I get asked this a lot, so here are my thoughts.

First, two disclaimers -- I'm not a doctor.  Second, I've got a lot of data, but it's all mine so it's all anecdote.  All I can back it up with is a few friends who have similar or identical gear to what I use.

So with that said, here we go.

First, alcohol (drinking alcohol now, not the non-potable versions!) are ethanol.  They are a form of carbohydrate.

But alcohol is a special carbohydrate.  Unlike the common sort in foods ethanol is preferentially metabolized -- that is, it is burned first before other carbohydrates. This is why you get drunk (instead of it "mixing" with all the other carbs and being taken up slowly, which would mean you'd have to drink on an empty stomach to get drunk at all) but at about one drink per hour, you also burn it off at the same rate no matter how much food you eat.

Like all other carbohydrates, however, ethanol also produces the same sort of boost/crash response that you get from other fast carbs, and in fact since it burns first it's arguably the fastest carb.  This is why when you're drinking you often want food and is why "bar food" is inevitably high in carb content (e.g. french fries, etc); the bar owners are not stupid and they sell what people want to buy.

### Explore the material
(a) According to the piece on alcohol and carbohydrates, why is "bar food" inevitably high in carb content?
(b) Write the next part of the piece on alcohol and carbohydrates, picking up right after its last sentence.

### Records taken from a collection
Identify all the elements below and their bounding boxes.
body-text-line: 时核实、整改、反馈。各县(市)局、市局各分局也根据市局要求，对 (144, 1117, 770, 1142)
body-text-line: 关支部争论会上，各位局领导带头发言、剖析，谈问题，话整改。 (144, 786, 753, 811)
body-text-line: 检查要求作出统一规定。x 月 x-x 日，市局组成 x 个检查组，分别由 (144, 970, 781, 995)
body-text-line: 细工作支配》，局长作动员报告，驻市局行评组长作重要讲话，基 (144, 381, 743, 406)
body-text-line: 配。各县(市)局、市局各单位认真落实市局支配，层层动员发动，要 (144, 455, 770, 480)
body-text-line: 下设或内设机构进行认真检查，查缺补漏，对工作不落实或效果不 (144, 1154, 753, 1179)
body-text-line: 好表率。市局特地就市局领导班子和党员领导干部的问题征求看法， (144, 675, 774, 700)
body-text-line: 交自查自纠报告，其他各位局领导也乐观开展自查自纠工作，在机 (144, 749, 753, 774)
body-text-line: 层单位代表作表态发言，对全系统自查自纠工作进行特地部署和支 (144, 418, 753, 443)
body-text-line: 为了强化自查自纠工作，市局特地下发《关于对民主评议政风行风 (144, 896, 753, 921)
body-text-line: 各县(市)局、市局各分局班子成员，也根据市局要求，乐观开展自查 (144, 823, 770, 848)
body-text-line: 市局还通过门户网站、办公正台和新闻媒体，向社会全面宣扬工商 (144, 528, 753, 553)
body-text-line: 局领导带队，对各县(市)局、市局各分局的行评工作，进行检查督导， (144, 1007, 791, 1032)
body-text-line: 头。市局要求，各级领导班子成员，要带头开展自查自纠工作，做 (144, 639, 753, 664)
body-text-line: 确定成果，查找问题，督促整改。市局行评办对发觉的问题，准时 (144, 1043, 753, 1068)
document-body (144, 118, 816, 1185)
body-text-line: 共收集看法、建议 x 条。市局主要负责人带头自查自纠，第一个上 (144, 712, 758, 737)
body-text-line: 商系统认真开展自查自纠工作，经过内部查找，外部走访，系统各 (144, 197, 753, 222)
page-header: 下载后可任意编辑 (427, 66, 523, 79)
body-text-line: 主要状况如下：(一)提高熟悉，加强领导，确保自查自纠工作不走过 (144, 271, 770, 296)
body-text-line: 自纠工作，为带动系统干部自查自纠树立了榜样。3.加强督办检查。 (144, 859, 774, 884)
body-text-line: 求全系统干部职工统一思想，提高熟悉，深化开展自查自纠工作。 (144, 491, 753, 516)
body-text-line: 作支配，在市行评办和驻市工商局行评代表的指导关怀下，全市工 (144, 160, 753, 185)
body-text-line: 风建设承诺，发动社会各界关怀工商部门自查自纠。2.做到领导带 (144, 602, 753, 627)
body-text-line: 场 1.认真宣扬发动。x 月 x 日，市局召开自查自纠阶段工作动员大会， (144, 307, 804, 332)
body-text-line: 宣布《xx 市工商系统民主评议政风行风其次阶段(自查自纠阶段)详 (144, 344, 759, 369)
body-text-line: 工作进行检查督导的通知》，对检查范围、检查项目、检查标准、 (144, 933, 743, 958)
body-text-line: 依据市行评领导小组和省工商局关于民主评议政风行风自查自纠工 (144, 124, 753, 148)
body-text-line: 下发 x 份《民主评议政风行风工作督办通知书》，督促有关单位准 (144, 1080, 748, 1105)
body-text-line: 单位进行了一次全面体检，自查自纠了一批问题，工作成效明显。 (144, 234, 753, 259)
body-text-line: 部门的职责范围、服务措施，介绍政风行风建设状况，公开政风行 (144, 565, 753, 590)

### Results for the exercise
(a) Drinking makes you want food, and bar owners sell what people want to buy.

(b)
There are two basic problems with drinking alcohol in any amount as it relates to a keto lifestyle.  The first is that booze inherently is anti-ketogenic, although if you keep it to one drink in a day you can remain in a ketogenic state and have that one drink, provided you are performing some amount of exercise (so as to keep glycogen stores very low.)  The problem is that the second drink, and any non-keto food you might consume due to the cravings that alcohol does produce, is almost-certainly enough to knock you out of a ketogenic state.

There used to be a book out there from the early 1900s called "The Drinking Man's Diet."  Unsurprisingly, it called for consumption of essentially zero carbohydrate; the reason is that alcohol consumption greatly potentiates weight gain if you eat carbohydrates.  Why?  Because it's metabolized first and thus the rest of the carbs you take in wind up being stored as glycogen and, if your glycogen stores fill it goes directly on your body as fat.

So that's the keto-related bad news, basically.  But unfortunately the bad news doesn't end there and it's not ketogenic-specific.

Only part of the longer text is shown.